- Aim: Could every line of the data be printed exactly as it reads?

####

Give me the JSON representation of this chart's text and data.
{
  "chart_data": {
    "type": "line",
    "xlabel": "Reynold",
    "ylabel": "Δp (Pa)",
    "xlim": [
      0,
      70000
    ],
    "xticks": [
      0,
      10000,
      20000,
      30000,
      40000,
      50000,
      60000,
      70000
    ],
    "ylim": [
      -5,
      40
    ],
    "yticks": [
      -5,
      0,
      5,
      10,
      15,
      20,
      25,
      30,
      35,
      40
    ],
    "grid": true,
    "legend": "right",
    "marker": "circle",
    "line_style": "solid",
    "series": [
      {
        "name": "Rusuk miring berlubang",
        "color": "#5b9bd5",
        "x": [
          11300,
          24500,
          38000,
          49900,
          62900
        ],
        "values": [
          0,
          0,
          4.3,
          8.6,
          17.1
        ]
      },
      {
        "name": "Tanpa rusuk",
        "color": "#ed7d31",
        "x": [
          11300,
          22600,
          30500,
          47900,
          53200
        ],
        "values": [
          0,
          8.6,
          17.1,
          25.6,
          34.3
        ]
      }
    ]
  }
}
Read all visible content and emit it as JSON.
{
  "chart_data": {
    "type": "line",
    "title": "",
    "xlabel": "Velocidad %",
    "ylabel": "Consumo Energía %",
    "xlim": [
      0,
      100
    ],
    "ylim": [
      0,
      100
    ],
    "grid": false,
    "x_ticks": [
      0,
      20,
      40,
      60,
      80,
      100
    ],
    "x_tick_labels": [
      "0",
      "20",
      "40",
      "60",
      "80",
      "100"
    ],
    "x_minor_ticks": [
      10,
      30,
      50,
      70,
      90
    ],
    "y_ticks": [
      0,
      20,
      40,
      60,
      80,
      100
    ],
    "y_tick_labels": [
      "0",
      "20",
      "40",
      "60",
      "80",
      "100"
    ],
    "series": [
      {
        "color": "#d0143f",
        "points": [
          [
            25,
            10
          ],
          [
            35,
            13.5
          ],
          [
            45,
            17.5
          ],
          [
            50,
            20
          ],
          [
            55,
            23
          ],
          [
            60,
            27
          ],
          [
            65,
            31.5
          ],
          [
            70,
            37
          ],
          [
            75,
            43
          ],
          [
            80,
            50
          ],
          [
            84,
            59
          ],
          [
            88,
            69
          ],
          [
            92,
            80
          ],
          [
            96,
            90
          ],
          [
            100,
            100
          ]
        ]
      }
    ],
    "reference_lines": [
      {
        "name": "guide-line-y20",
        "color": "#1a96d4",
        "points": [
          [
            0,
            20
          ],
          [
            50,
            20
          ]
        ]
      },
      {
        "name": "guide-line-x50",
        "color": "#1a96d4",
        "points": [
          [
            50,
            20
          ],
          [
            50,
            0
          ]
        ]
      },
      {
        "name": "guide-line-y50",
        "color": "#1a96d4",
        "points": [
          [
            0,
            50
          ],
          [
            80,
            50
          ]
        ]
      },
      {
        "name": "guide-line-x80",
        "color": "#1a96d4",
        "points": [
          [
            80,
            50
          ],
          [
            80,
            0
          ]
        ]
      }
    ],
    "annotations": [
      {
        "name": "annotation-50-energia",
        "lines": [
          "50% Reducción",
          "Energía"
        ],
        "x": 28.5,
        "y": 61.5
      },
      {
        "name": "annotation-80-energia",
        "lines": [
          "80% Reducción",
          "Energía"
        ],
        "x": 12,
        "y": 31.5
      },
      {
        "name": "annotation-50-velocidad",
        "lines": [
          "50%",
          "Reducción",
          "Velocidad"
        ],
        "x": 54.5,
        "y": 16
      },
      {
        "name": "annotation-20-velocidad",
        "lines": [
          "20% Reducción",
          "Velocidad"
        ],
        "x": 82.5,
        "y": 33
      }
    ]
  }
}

####

- Answer to this task:
Give me the JSON representation of this chart's text and data.
{
  "chart_data": {
    "type": "line",
    "xlabel": "Reynold",
    "ylabel": "Δp (Pa)",
    "xlim": [
      0,
      70000
    ],
    "xticks": [
      0,
      10000,
      20000,
      30000,
      40000,
      50000,
      60000,
      70000
    ],
    "ylim": [
      -5,
      40
    ],
    "yticks": [
      -5,
      0,
      5,
      10,
      15,
      20,
      25,
      30,
      35,
      40
    ],
    "grid": true,
    "legend": "right",
    "marker": "circle",
    "line_style": "solid",
    "series": [
      {
        "name": "Rusuk miring berlubang",
        "color": "#5b9bd5",
        "x": [
          11300,
          24500,
          38000,
          49900,
          62900
        ],
        "values": [
          0,
          0,
          4.3,
          8.6,
          17.1
        ]
      },
      {
        "name": "Tanpa rusuk",
        "color": "#ed7d31",
        "x": [
          11300,
          22600,
          30500,
          47900,
          53200
        ],
        "values": [
          0,
          8.6,
          17.1,
          25.6,
          34.3
        ]
      }
    ]
  }
}
Read all visible content and emit it as JSON.
{
  "chart_data": {
    "type": "line",
    "title": "",
    "xlabel": "Velocidad %",
    "ylabel": "Consumo Energía %",
    "xlim": [
      0,
      100
    ],
    "ylim": [
      0,
      100
    ],
    "grid": false,
    "x_ticks": [
      0,
      20,
      40,
      60,
      80,
      100
    ],
    "x_tick_labels": [
      "0",
      "20",
      "40",
      "60",
      "80",
      "100"
    ],
    "x_minor_ticks": [
      10,
      30,
      50,
      70,
      90
    ],
    "y_ticks": [
      0,
      20,
      40,
      60,
      80,
      100
    ],
    "y_tick_labels": [
      "0",
      "20",
      "40",
      "60",
      "80",
      "100"
    ],
    "series": [
      {
        "color": "#d0143f",
        "points": [
          [
            25,
            10
          ],
          [
            35,
            13.5
          ],
          [
            45,
            17.5
          ],
          [
            50,
            20
          ],
          [
            55,
            23
          ],
          [
            60,
            27
          ],
          [
            65,
            31.5
          ],
          [
            70,
            37
          ],
          [
            75,
            43
          ],
          [
            80,
            50
          ],
          [
            84,
            59
          ],
          [
            88,
            69
          ],
          [
            92,
            80
          ],
          [
            96,
            90
          ],
          [
            100,
            100
          ]
        ]
      }
    ],
    "reference_lines": [
      {
        "name": "guide-line-y20",
        "color": "#1a96d4",
        "points": [
          [
            0,
            20
          ],
          [
            50,
            20
          ]
        ]
      },
      {
        "name": "guide-line-x50",
        "color": "#1a96d4",
        "points": [
          [
            50,
            20
          ],
          [
            50,
            0
          ]
        ]
      },
      {
        "name": "guide-line-y50",
        "color": "#1a96d4",
        "points": [
          [
            0,
            50
          ],
          [
            80,
            50
          ]
        ]
      },
      {
        "name": "guide-line-x80",
        "color": "#1a96d4",
        "points": [
          [
            80,
            50
          ],
          [
            80,
            0
          ]
        ]
      }
    ],
    "annotations": [
      {
        "name": "annotation-50-energia",
        "lines": [
          "50% Reducción",
          "Energía"
        ],
        "x": 28.5,
        "y": 61.5
      },
      {
        "name": "annotation-80-energia",
        "lines": [
          "80% Reducción",
          "Energía"
        ],
        "x": 12,
        "y": 31.5
      },
      {
        "name": "annotation-50-velocidad",
        "lines": [
          "50%",
          "Reducción",
          "Velocidad"
        ],
        "x": 54.5,
        "y": 16
      },
      {
        "name": "annotation-20-velocidad",
        "lines": [
          "20% Reducción",
          "Velocidad"
        ],
        "x": 82.5,
        "y": 33
      }
    ]
  }
}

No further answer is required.